* _Dataset entries_
"""
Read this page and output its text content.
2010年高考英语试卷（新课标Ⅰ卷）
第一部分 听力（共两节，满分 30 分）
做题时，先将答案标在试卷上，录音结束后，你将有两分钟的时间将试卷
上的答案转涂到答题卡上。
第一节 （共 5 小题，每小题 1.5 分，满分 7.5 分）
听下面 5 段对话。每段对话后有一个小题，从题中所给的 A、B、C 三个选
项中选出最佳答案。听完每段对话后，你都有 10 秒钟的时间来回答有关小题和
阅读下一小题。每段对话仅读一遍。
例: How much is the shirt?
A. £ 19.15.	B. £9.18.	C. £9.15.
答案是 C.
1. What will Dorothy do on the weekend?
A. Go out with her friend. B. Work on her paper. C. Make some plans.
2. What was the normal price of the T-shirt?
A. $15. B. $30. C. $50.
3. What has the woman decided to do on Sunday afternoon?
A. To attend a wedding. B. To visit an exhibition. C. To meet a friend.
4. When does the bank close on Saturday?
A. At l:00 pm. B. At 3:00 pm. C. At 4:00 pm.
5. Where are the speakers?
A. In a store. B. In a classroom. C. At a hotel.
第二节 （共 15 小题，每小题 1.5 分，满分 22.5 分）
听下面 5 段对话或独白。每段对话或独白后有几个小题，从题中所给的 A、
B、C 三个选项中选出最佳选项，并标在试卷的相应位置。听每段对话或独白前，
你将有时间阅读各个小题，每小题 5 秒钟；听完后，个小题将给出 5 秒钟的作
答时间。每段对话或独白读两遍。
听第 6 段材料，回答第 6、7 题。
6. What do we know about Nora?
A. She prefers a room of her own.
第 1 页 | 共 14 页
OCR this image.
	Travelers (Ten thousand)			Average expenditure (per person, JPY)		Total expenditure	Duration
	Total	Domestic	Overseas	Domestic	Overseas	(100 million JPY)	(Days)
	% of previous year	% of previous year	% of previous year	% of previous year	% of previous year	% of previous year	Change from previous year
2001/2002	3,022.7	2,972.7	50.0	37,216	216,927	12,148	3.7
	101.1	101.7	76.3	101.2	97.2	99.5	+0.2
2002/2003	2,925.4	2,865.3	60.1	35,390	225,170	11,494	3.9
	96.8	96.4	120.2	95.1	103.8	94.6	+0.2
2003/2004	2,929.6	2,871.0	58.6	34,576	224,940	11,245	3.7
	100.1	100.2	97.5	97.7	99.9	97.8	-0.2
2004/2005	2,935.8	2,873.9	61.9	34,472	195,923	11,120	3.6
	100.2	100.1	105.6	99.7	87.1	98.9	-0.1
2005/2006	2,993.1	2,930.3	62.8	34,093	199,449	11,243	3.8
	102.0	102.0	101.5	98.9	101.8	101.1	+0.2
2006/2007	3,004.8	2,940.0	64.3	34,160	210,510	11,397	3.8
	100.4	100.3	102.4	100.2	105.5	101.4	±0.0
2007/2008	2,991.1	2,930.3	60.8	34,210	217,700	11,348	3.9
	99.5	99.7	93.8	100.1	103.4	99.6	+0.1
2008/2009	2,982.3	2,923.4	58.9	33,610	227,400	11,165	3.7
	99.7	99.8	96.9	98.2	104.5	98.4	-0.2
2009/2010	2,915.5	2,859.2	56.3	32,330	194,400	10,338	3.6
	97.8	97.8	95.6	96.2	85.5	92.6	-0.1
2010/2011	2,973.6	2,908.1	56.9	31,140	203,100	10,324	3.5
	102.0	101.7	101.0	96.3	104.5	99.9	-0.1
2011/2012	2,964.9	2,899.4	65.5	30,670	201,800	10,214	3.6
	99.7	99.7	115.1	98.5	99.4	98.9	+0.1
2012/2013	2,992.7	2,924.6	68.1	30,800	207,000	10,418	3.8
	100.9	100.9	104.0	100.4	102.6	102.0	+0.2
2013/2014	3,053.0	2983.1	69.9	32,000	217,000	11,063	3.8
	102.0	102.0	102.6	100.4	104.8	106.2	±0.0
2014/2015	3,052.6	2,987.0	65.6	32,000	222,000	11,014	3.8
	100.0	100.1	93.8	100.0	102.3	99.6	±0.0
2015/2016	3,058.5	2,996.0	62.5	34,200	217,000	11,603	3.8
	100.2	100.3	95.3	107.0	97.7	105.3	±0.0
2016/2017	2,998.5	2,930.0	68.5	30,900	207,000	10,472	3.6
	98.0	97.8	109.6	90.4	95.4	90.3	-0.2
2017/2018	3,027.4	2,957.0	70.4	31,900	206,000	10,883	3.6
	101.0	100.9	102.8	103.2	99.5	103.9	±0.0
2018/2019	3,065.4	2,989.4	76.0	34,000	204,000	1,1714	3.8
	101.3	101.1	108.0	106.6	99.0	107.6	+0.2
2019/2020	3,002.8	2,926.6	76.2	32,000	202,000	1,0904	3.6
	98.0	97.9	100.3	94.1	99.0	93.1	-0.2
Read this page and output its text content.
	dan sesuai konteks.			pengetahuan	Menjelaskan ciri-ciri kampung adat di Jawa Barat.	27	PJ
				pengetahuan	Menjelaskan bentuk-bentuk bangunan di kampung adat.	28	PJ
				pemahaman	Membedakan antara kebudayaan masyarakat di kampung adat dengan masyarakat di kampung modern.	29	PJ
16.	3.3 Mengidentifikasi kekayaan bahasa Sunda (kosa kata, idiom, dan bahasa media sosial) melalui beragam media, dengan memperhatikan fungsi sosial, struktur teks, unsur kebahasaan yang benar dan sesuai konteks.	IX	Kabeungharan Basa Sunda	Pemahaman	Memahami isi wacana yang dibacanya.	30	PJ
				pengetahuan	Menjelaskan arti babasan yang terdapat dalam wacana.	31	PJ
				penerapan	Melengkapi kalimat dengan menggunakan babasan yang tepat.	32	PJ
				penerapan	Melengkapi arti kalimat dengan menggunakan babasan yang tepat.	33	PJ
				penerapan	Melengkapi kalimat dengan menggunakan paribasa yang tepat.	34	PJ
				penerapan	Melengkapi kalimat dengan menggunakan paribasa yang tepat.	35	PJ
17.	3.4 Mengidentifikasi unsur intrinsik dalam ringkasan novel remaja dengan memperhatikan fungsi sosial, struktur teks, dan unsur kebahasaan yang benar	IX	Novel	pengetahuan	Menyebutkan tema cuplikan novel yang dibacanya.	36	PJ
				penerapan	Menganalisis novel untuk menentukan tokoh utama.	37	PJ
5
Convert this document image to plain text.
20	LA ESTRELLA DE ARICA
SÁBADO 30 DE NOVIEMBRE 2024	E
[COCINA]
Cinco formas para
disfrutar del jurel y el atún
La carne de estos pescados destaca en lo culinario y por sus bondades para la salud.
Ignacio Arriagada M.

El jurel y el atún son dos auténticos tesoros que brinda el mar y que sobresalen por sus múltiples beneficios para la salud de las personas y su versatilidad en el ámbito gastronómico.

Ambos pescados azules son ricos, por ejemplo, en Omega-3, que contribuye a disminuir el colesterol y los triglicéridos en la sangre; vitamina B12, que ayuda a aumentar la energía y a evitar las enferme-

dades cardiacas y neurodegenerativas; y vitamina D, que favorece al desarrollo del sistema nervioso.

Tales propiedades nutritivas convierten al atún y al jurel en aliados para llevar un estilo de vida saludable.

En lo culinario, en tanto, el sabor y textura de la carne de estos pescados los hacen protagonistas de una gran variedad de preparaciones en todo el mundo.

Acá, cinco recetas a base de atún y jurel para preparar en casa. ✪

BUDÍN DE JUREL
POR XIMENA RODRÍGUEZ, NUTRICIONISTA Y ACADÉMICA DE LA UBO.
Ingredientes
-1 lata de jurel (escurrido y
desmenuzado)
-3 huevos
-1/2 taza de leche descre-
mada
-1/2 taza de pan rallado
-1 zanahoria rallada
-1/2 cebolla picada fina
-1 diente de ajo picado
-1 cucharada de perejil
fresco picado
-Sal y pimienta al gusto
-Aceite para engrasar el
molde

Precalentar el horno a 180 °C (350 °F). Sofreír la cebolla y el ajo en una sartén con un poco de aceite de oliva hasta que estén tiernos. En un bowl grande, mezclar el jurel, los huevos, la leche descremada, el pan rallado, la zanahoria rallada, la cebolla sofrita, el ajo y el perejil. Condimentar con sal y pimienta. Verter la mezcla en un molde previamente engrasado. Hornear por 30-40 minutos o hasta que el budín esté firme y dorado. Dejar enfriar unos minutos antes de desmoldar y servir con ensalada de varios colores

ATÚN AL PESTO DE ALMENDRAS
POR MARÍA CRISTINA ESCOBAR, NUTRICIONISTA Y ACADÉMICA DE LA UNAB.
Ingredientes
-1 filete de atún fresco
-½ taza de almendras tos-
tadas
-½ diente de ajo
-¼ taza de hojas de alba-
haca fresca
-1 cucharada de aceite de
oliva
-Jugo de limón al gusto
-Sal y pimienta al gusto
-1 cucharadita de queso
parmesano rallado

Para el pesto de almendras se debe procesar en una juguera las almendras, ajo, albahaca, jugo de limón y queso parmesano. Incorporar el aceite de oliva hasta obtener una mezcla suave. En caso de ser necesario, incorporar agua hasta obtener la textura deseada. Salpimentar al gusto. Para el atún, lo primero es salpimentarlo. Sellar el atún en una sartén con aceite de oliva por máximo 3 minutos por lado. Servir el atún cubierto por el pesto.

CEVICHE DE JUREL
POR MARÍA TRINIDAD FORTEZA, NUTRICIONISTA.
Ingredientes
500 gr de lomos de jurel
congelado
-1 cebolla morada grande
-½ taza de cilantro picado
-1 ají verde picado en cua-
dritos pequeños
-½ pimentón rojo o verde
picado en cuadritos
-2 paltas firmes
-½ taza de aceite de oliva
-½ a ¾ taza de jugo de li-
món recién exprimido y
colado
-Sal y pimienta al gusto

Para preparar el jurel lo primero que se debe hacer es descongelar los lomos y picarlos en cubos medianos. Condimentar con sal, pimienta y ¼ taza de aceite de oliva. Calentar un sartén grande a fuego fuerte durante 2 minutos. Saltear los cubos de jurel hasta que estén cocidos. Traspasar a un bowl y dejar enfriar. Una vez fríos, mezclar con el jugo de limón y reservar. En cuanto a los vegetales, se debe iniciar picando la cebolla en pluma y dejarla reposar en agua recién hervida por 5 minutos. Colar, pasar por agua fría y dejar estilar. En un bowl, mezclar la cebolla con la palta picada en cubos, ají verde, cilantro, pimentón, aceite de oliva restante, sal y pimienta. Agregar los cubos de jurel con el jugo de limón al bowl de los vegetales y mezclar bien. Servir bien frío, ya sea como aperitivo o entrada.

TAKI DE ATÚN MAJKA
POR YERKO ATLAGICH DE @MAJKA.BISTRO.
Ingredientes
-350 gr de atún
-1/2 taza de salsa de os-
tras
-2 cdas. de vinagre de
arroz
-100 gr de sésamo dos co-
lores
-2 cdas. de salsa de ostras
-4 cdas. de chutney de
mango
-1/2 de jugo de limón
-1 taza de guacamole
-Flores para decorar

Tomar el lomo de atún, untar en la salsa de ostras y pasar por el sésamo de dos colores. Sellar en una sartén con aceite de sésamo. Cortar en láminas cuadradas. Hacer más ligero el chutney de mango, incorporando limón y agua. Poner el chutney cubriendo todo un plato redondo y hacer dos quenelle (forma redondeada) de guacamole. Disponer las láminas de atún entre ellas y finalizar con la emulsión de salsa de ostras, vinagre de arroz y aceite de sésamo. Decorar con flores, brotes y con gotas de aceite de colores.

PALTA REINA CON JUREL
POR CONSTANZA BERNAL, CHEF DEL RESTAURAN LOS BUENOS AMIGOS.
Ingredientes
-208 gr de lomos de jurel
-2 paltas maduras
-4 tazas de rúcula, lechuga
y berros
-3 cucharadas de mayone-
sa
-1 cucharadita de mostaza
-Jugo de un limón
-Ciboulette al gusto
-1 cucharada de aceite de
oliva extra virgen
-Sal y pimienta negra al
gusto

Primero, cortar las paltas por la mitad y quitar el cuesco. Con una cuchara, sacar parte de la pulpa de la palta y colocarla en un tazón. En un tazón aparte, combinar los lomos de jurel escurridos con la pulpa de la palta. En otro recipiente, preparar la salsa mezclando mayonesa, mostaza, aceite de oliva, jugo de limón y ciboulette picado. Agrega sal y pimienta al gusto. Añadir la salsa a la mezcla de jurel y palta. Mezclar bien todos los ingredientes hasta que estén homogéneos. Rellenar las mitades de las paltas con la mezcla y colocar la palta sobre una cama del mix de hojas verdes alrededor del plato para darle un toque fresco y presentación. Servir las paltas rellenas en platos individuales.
"""
* _What is being asked_
Pull out all lines from the entries above in which the word "Menjelaskan" appears.

* _Correct output_
	dan sesuai konteks.			pengetahuan	Menjelaskan ciri-ciri kampung adat di Jawa Barat.	27	PJ
				pengetahuan	Menjelaskan bentuk-bentuk bangunan di kampung adat.	28	PJ
				pengetahuan	Menjelaskan arti babasan yang terdapat dalam wacana.	31	PJ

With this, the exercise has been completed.